(Exercise details): Scan the lines below; pull out those with "Social".
|---|
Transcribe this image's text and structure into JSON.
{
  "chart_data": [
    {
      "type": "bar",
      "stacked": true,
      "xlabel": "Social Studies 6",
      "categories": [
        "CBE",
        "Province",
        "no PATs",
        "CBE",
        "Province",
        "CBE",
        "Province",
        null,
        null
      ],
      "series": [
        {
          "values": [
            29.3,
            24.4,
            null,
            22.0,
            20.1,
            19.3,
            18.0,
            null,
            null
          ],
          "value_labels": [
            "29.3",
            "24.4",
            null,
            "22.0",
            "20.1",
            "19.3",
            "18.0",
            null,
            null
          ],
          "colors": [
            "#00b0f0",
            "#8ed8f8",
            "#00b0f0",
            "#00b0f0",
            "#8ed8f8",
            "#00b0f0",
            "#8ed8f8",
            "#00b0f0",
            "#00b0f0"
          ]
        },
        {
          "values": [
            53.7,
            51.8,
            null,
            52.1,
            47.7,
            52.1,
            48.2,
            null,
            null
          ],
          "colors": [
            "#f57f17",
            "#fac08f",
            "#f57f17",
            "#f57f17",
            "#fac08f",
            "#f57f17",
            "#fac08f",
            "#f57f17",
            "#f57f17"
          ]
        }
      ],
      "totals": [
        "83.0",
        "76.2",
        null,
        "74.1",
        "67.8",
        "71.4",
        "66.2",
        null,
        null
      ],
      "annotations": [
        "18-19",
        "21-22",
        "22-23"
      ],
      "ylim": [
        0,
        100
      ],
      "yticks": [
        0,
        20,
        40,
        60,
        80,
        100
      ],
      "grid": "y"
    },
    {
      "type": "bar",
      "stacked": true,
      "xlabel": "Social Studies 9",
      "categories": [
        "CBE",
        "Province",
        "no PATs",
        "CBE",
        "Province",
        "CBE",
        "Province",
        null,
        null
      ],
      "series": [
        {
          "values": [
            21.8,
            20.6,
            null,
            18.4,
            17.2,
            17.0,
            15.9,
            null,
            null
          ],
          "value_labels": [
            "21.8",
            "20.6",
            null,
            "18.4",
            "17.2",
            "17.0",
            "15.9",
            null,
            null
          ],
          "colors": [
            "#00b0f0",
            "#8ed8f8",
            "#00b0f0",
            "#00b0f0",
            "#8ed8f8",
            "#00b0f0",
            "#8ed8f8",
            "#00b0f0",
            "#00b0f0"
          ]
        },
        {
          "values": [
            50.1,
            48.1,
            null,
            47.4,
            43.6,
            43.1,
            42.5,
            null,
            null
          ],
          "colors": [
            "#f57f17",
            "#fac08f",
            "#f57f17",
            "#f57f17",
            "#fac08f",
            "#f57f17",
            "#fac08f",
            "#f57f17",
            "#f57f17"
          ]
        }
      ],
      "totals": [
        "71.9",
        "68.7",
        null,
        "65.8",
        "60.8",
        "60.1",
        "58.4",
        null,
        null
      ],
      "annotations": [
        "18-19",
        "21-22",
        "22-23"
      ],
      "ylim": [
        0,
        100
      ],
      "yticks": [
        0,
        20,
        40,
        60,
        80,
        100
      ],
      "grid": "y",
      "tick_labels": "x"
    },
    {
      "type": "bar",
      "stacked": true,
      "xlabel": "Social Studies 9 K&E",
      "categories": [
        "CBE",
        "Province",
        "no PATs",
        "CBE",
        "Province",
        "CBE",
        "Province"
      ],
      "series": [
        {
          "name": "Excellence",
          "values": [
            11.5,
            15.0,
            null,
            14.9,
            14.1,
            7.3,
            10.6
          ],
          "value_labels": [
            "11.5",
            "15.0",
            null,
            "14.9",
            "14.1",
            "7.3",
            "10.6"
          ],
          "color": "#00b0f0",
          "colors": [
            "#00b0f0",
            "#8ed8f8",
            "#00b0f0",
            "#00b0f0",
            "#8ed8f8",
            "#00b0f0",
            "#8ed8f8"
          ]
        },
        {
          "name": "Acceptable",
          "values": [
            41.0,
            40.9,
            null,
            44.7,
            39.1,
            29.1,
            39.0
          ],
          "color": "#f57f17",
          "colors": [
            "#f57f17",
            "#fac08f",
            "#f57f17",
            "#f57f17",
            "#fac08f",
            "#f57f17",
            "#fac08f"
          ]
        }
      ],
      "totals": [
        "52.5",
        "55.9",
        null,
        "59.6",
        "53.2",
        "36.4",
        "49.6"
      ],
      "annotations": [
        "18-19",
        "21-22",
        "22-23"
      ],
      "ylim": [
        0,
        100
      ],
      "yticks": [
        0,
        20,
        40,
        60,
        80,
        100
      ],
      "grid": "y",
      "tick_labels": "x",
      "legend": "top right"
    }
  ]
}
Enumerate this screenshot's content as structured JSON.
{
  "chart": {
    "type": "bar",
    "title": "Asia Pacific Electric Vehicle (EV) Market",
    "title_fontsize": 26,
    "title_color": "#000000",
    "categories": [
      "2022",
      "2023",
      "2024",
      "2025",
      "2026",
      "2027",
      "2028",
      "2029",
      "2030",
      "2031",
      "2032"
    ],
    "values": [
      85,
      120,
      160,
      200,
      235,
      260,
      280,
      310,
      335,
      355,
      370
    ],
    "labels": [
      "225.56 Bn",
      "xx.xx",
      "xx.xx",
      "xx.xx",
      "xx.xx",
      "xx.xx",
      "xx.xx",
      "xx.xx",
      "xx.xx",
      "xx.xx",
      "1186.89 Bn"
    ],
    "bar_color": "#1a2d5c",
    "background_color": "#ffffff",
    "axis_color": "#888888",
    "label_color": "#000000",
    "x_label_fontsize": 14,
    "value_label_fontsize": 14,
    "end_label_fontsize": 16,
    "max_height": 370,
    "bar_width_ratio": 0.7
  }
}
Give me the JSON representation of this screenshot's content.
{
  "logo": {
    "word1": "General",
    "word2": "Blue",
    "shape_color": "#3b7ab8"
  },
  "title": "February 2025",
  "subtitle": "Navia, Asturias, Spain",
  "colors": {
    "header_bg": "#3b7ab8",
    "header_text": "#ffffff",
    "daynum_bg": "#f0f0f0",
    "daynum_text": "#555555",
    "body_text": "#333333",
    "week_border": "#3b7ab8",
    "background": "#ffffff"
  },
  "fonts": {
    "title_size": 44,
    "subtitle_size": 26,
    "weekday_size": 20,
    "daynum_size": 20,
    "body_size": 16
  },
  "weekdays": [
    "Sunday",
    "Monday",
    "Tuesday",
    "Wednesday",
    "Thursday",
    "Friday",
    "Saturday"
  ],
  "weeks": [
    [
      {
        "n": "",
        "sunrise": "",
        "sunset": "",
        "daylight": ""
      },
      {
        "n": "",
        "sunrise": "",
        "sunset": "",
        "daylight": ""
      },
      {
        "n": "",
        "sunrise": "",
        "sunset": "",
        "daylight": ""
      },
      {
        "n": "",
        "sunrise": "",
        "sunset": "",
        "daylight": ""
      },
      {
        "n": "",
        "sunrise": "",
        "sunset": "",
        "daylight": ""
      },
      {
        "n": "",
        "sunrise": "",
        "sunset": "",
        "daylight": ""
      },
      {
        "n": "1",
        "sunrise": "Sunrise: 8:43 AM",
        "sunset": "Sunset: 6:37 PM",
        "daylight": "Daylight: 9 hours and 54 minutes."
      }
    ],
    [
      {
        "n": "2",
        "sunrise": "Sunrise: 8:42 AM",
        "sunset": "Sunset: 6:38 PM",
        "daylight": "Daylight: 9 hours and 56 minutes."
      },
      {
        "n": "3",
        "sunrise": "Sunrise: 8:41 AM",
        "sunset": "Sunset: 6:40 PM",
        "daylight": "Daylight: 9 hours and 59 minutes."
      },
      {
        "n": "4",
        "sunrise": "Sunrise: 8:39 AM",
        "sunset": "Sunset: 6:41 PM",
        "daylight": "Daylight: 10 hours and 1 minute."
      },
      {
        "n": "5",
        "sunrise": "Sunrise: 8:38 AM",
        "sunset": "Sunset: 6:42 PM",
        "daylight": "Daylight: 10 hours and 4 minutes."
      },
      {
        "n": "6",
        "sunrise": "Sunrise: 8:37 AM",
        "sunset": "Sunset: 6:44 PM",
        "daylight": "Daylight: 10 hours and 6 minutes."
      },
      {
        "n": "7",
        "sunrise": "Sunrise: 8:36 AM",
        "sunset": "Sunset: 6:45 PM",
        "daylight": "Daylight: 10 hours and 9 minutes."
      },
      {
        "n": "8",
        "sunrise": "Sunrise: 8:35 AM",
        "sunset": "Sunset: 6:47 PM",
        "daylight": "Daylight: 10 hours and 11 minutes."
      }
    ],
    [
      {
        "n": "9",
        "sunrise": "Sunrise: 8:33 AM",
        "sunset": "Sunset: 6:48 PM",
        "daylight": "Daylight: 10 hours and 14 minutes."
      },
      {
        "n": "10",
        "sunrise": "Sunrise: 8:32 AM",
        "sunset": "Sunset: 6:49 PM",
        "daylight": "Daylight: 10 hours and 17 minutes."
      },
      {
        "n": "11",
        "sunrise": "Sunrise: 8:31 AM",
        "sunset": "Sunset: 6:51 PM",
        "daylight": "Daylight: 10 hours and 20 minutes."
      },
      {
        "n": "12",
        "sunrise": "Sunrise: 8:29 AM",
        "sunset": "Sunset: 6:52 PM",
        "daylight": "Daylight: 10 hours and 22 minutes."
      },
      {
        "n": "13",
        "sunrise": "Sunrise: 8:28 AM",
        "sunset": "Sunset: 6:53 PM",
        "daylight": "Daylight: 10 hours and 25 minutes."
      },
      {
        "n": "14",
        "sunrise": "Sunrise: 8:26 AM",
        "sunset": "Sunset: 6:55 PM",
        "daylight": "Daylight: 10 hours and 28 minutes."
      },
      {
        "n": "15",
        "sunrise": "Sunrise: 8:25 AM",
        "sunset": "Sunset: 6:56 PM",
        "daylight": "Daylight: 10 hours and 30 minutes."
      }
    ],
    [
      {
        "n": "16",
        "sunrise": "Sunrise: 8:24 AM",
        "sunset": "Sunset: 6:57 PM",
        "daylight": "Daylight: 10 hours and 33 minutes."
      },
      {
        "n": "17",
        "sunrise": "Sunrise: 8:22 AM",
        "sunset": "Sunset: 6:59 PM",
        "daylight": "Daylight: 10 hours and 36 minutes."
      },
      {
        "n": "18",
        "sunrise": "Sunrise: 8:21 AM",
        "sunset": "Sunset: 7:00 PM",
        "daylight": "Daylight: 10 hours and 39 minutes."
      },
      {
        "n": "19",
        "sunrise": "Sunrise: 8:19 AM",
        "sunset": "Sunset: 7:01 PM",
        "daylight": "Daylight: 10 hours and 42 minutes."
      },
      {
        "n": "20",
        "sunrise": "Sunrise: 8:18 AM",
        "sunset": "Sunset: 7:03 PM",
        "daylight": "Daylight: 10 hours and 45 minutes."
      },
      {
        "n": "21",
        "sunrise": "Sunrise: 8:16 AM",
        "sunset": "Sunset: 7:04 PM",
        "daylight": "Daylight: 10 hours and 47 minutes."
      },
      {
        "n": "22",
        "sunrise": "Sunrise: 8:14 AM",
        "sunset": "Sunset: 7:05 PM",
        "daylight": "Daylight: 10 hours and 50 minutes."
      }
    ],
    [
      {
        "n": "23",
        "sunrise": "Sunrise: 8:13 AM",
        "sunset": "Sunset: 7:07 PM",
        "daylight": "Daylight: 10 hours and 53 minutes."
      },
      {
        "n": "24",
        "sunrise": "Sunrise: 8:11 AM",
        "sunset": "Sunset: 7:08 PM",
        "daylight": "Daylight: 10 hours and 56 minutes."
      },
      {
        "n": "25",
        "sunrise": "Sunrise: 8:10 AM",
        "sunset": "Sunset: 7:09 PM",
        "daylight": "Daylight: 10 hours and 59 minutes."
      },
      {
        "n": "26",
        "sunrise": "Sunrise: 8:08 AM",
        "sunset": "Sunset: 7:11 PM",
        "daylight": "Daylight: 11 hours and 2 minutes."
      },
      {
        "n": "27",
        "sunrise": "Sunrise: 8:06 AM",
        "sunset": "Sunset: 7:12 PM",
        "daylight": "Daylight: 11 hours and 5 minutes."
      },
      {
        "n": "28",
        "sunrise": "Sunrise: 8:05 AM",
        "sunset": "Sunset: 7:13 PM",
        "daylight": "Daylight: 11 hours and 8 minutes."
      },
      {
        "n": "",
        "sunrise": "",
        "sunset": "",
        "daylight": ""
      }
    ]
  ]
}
|---|
(Written response):
      "xlabel": "Social Studies 6",
      "xlabel": "Social Studies 9",
      "xlabel": "Social Studies 9 K&E",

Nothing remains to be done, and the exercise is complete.